Short exercise A: From the passage on cathode material synthesis, list every solvent that appears with an abbreviation in parentheses, along with that abbreviation.
Short exercise B: Copy everything in the passage on cathode material synthesis from "[0028] In a" down to "about 300.degree. C.", substituting "boiling temperature" for "boiling point".

Passage to read:
══════

Examples of such organic precursor materials include, but are not
limited to, coke, organic hydrocarbons, alcohols, esters, ketones,
aldehydes, carboxylic acids, ethers, sugars, other carbohydrates,
polymers and the like. The carbon or organic precursor material is
added in an amount to yield total carbon residue from about 0.1
weight percent to about 30 weight percent, preferably from about 1
weight percent to about 12 weight percent and more preferably from
about 2 weight percent to about 12 weight percent. In one preferred
product the weight percent is about 3.5%.
[0027] The carbon remaining in the reaction product functions as a
conductive constituent in the ultimate electrode or cathode
formulation. This is an advantage since such remaining carbon is
very intimately mixed with the reaction product material.
[0028] In a preferred embodiment of the invention the solvent used
is water and in particular deionized water. However, it would be
apparent to one skilled in the art that any organic solvent would
be useful herein wherein said solvent did not adversely affect the
reaction to produce the desired product. Such solvents are
preferably volatile and include, but are not limited to, deionized
water, water, dimethylsulfoxide (DMSO), N-methylpyrrolidinone
(NMP), propylene carbonate (PC), ethylene carbonate (EC),
dimethylformamide (DMF), dimethyl ether (DME), tetrahydrofuran
(THF), butyrolactone (BL) and the like. Preferably the solvent
should have a boiling point in the range from about 25.degree. C.
to about 300.degree. C.
[0029] The polymeric material is an organic substance preferably
composed of carbon, oxygen and hydrogen, with amounts of other
elements in quantity low enough to avoid interference with the
synthesis of the metal polyanion or mixed metal polyanion and to
avoid interference with the operation of the metal polyanion or
mixed metal polyanion when used in a cathode. The polymer can be in
liquid or solid form. The presence and effectiveness of the
conductive network can be detected using powder resistivity
measurements. Such measurements, in general, have indicated a high
resistivity for lithium metal phosphates produced by the method of
the '033 patent and a more desirable low resistivity for the
lithium metal phosphates produced by the process of the present
invention.
[0030] Powder resistivity measures the resistivity of composite
materials in powder form. In the case of composite materials that
are comprised primarily of insulating powders with small amounts of
conductive materials, the resistivity of the composite will be
governed by the amount of conductive material present and its
pattern of distribution throughout the composite. In theory,
without being limited thereby, it is believed that the optimal
distribution of conductive material, for reducing the resistivity
of a composite material is a network, wherein the conductive
material forms continuous current paths or series of current paths
throughout the composite material. In theory, without being limited
thereby, the polymeric material as used in the process of the
present invention, upon heating produces such current paths to form
a conductive network throughout the powders composed of metal
polyanions and mixed metal polyanions. With such a conductive
network current can flow throughout the composite materials and
resistivity of the composite is minimized.

══════

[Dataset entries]

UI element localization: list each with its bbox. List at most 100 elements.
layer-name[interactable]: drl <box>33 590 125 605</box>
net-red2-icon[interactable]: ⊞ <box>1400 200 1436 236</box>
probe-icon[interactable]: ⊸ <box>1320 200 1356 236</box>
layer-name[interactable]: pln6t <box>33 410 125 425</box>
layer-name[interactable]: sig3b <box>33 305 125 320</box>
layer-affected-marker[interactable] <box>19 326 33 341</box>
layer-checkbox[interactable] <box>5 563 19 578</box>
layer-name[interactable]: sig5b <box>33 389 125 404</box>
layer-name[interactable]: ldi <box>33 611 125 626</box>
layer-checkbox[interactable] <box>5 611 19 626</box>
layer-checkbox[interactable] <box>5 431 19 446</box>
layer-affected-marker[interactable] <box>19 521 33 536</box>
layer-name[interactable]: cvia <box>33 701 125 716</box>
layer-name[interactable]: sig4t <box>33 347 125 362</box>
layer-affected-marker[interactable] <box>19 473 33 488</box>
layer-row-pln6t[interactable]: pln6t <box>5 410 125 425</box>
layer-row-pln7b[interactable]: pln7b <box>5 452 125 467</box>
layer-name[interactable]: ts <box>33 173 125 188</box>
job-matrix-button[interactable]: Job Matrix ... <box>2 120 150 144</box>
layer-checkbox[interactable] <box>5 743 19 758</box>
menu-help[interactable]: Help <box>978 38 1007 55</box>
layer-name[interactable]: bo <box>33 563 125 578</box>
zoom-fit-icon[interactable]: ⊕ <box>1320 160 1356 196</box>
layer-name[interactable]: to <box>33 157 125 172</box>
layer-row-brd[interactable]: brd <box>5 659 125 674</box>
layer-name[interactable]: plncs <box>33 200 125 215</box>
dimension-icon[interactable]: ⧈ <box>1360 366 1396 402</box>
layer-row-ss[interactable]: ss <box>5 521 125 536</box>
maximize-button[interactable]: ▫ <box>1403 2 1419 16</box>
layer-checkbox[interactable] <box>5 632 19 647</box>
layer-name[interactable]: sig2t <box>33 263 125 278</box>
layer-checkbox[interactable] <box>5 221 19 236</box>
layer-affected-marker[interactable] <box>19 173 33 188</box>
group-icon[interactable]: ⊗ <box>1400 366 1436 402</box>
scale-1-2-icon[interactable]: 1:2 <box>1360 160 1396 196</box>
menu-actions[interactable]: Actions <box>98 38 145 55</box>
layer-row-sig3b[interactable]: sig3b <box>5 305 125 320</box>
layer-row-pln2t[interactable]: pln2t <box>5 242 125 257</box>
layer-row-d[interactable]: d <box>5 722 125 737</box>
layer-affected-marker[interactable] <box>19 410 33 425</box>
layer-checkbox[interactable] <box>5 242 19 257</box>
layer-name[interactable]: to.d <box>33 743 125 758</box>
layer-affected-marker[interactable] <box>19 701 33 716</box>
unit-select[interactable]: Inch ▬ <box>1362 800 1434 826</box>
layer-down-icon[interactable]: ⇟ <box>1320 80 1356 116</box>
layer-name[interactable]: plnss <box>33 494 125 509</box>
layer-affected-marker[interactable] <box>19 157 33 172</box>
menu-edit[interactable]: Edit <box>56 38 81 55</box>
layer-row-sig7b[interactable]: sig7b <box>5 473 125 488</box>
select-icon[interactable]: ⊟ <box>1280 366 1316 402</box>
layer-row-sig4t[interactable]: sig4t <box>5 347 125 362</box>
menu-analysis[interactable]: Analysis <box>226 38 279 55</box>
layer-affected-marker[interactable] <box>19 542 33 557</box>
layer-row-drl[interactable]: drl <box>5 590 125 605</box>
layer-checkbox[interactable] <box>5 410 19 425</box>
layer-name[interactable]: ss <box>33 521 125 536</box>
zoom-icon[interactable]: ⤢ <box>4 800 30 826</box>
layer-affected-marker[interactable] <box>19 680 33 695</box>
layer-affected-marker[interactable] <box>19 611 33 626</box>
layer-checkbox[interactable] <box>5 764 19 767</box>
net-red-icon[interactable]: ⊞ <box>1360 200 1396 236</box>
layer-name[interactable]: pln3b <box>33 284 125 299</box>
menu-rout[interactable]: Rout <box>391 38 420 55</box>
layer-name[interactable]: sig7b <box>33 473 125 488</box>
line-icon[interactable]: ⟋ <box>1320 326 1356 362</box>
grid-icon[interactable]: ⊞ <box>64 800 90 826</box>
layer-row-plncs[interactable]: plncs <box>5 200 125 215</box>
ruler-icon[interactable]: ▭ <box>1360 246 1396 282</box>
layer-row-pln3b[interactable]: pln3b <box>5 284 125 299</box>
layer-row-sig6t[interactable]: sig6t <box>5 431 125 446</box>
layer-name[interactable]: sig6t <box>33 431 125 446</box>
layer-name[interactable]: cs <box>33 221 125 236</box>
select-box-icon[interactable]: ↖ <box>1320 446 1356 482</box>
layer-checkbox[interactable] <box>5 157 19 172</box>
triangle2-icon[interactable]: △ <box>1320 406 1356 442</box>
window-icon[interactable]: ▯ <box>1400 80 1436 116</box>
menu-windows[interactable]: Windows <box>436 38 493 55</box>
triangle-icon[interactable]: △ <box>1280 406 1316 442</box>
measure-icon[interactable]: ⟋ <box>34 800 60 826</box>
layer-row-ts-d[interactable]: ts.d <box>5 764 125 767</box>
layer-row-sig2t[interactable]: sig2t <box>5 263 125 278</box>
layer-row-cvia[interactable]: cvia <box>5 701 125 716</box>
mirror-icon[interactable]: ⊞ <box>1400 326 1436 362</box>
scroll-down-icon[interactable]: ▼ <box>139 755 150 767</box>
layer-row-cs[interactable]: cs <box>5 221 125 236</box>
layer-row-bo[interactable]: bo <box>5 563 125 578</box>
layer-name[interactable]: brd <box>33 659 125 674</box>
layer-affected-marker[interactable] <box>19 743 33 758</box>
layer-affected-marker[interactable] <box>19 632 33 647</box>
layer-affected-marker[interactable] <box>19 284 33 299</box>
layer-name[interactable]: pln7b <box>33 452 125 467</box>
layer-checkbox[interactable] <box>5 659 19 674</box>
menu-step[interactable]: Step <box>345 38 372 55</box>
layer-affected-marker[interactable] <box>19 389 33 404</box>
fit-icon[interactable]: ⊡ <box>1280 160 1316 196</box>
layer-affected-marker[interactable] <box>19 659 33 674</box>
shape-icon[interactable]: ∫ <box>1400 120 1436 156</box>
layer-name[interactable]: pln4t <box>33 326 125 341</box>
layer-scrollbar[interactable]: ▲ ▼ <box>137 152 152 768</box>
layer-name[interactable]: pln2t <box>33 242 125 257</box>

══════

Result A:
- dimethylsulfoxide (DMSO)
- N-methylpyrrolidinone (NMP)
- propylene carbonate (PC)
- ethylene carbonate (EC)
- dimethylformamide (DMF)
- dimethyl ether (DME)
- tetrahydrofuran (THF)
- butyrolactone (BL)

Result B:
[0028] In a preferred embodiment of the invention the solvent used
is water and in particular deionized water. However, it would be
apparent to one skilled in the art that any organic solvent would
be useful herein wherein said solvent did not adversely affect the
reaction to produce the desired product. Such solvents are
preferably volatile and include, but are not limited to, deionized
water, water, dimethylsulfoxide (DMSO), N-methylpyrrolidinone
(NMP), propylene carbonate (PC), ethylene carbonate (EC),
dimethylformamide (DMF), dimethyl ether (DME), tetrahydrofuran
(THF), butyrolactone (BL) and the like. Preferably the solvent
should have a boiling temperature in the range from about 25.degree. C.
to about 300.degree. C.